« Stolen » de Pascale PERRIER

 

Quatrième de couverture : Encore bébé, Joshua est retiré à ses parents aborigènes pour être confié à un couple de Blancs. Jusqu’à ses quinze ans, il grandit parfaitement assimilé, quand surgit brusquement Ruby, qui se présente comme sa sœur de sang. Pourquoi l’a t-on kidnappé ? La vérité est -elle préférable à l’inconnu ? Joshua se lance dans une quête de ses origines qui l’emmènera loin, sur les terres de ses ancêtres.


Un roman touchant qui embarque son héros dans une quête de ses origines et dans une crise de vérité au travers de l’outback australien aussi fascinant qu’inquiétant où culture, tradition, croyance et famille se mêlent dans une quête de soi. Le tout pour dénoncer le phénomène des stolen générations qui a existé en Australie.


Joshua est un adolescent élevé par un couple de blancs qui a perdu un enfant et qui a décidé d’en adopter un autre pour le remplacer. Joshua a toujours accepté cette situation, conscient de la chance de vivre sereinement et dans une famille aimante par rapport à d’autres « abos » non adoptés. Joshua est un peu trop clair de peau pour un aborigène et un peu trop foncé pour un blanc, aussi est-il toujours dans un questionnement identitaire incessant même s’il se considère davantage comme un « Aussie ». Élevé dans l’oubli de ses origines et de ses ancêtres, il connaît peu les us et coutumes des aborigènes, voire même porte un regard plutôt négatif sur ce peuple à la dérive. Il ne se vante pas de ses origines car il est plutôt bien intégré dans sa vie avec les blancs. Mais un jour, une jeune fille débarque dans sa vie, elle dit être sa grande sœur et elle va complètement « fracasser » son quotidien et ses certitudes. Des doutes apparaissent, une certaine distance se crée avec ses parents adoptifs et beaucoup de nouvelles questions sur son identité se posent. Il n’a pas d’autres choix que de suivre les idées de cette grande sœur qui en impose. Joshua va aussi se révéler plus effacé et être certainement le plus perdu dans cette quête d’identité qui n’est au début pas la sienne, mais plus que tout il voudra connaître la vérité.

Ruby, elle, a connu l’enfer des foyers ; la violence, le racisme et l’éducation difficile par des blancs. Elle a un caractère bien trempé, un certain charisme et impose une certaine force. Son teint est nettement plus foncé que son frère, ses cheveux épais et sombres, son visage porte la force de ses origines et ne trompe pas. Ruby est aborigène dans le sang et fière de l’être. Évidemment, ce sera celle qui sera la plus encline à retrouver sa famille perdue, à trouver une famille tout court, une quête d’amour filiale qu’elle n’a jamais connue et d’un peu d’apaisement dans une vie qui ne la ménage pas. Elle est d’ailleurs prête à beaucoup de choses pour retrouver ses parents quitte à prendre des risques inconsidérés.

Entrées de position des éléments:
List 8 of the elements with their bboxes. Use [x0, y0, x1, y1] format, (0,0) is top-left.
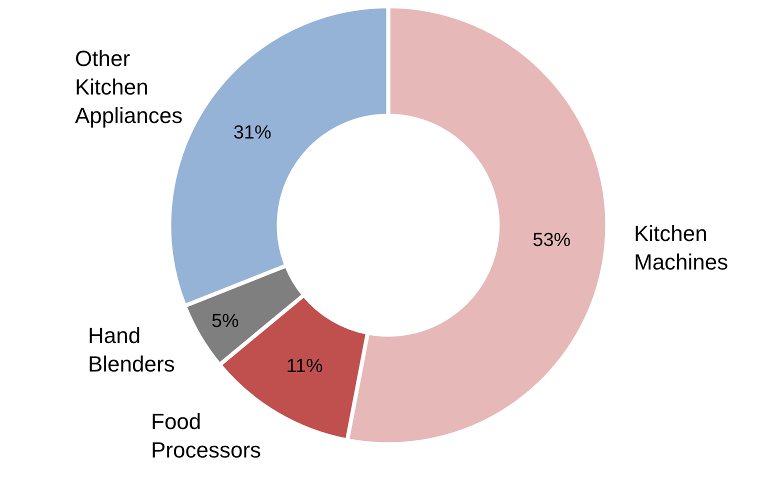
slice-label: Other Kitchen Appliances: [75, 46, 183, 128]
slice-label: Kitchen Machines: [634, 221, 728, 275]
data-label: 11%: [286, 356, 323, 378]
data-label: 5%: [211, 311, 240, 332]
slice-label: Hand Blenders: [88, 323, 175, 377]
data-label: 31%: [233, 122, 272, 144]
data-label: 53%: [532, 230, 571, 252]
slice-label: Food Processors: [151, 409, 262, 463]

Description de la tâche: Prolongez la critique du roman « Stolen » en reprenant juste après sa dernière phrase.

Résultat final:
Avec des tempéraments aussi différents, la relation entre le frère et la sœur ne sera pas forcément facile et celle tant attendue ; une éducation opposée, une différence d’âge qui fait que les souvenirs ne sont pas les mêmes, des incompréhensions aussi, des déceptions pour l’une, une grande déstabilisation pour l’autre. Ils décident pourtant de s’allier, d’apprendre à se connaître, de retrouver leur frère William et surtout leurs parents et les secrets de leur mise en foyer.

L’auteur dresse une peinture d’une période historique particulièrement sombre de la société australienne ; les blancs volaient les bébés aborigènes à leur famille, considérés comme arriérés et persuadés que ces « sauvages » ne leur inculquaient pas une bonne éducation. Ce sont ce que l’on appelle les stolen generations, symbole d’une période particulièrement horrible pour un peuple qui ne demandait rien d’autres que de vivre et qu’il ne faut pas oublier, des gestes qui ont certainement détruit la vie de milliers d’enfants qui n’auront pas eu la même chance que Joshua, celle d’être adoptée et d’être élevée dans une famille aimante.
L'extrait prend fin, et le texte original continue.